● **Goal**
Determine the number of lines containing the word "despite". Reply with it and nothing else.

● **Records for the exercise**
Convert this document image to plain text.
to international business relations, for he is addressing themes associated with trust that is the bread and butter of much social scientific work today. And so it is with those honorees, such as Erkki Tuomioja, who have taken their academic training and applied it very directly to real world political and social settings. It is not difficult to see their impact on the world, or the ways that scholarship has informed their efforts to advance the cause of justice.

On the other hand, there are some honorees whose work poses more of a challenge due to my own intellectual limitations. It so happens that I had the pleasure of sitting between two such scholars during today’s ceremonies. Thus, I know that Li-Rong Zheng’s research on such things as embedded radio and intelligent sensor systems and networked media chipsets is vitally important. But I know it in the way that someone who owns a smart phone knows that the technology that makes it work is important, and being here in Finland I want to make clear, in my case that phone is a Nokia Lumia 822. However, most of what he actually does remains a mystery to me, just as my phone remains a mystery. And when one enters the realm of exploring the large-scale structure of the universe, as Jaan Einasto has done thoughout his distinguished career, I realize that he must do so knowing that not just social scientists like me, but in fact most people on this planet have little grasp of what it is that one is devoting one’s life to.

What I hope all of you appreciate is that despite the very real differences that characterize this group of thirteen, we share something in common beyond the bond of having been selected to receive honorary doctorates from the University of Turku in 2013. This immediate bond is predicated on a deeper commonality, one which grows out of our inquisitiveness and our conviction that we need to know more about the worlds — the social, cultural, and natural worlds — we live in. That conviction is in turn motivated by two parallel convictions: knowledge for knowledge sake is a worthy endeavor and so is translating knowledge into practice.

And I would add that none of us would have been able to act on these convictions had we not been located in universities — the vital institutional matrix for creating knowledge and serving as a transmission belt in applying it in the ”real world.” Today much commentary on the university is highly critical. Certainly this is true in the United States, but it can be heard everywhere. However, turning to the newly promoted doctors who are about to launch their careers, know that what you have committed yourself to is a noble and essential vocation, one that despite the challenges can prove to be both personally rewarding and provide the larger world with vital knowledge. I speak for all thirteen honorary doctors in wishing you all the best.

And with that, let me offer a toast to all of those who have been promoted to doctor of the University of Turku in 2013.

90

● **Result of the exercise**
2